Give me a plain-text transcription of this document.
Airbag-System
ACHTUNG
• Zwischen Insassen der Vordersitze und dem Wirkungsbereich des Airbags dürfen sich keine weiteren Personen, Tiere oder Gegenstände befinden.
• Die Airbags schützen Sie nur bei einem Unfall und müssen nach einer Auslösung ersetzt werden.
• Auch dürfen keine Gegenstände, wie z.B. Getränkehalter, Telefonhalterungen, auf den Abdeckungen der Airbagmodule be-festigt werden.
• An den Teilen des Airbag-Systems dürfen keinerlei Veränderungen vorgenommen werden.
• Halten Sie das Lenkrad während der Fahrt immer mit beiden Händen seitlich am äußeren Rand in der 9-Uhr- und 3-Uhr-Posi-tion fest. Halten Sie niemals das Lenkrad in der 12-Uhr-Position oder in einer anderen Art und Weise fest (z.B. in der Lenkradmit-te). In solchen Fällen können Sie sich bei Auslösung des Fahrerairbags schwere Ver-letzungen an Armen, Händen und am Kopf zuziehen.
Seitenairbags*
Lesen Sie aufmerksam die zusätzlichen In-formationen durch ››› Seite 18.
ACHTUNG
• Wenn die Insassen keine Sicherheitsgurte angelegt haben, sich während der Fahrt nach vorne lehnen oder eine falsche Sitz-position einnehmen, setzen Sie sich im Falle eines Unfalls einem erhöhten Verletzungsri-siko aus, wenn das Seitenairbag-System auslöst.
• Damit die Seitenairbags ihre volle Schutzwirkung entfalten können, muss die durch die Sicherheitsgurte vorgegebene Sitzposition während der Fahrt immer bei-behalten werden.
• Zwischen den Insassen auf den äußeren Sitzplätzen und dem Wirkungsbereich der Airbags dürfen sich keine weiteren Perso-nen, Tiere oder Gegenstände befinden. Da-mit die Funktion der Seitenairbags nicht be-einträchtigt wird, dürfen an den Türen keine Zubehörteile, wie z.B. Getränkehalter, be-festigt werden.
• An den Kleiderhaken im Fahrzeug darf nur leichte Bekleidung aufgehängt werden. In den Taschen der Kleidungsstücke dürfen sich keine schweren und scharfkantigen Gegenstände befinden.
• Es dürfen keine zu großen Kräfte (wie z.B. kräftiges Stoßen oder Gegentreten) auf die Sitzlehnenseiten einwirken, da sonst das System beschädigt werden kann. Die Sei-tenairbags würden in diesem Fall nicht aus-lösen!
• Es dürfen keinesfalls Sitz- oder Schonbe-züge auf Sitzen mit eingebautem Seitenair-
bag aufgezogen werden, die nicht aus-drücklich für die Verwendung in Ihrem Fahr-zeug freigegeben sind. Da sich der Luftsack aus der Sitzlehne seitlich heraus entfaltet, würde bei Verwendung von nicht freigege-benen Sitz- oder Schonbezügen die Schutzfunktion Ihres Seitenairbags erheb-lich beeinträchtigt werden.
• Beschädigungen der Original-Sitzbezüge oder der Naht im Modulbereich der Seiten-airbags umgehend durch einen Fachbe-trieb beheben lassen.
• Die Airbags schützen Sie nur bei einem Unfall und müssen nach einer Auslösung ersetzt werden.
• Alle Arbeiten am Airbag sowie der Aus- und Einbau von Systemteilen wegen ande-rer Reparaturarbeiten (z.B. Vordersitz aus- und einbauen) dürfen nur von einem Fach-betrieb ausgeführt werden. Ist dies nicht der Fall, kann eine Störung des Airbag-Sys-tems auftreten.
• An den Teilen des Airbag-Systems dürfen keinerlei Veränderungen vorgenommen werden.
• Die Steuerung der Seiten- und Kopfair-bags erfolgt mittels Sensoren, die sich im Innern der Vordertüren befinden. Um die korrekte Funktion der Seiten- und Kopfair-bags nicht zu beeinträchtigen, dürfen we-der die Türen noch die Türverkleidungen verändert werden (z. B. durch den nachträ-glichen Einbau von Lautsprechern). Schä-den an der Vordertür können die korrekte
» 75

Exercise description – Which lines in the data above hold the string "immer"? Return each of them.

Task response –
• Halten Sie das Lenkrad während der Fahrt immer mit beiden Händen seitlich am äußeren Rand in der 9-Uhr- und 3-Uhr-Posi-tion fest. Halten Sie niemals das Lenkrad in der 12-Uhr-Position oder in einer anderen Art und Weise fest (z.B. in der Lenkradmit-te). In solchen Fällen können Sie sich bei Auslösung des Fahrerairbags schwere Ver-letzungen an Armen, Händen und am Kopf zuziehen.
• Damit die Seitenairbags ihre volle Schutzwirkung entfalten können, muss die durch die Sicherheitsgurte vorgegebene Sitzposition während der Fahrt immer bei-behalten werden.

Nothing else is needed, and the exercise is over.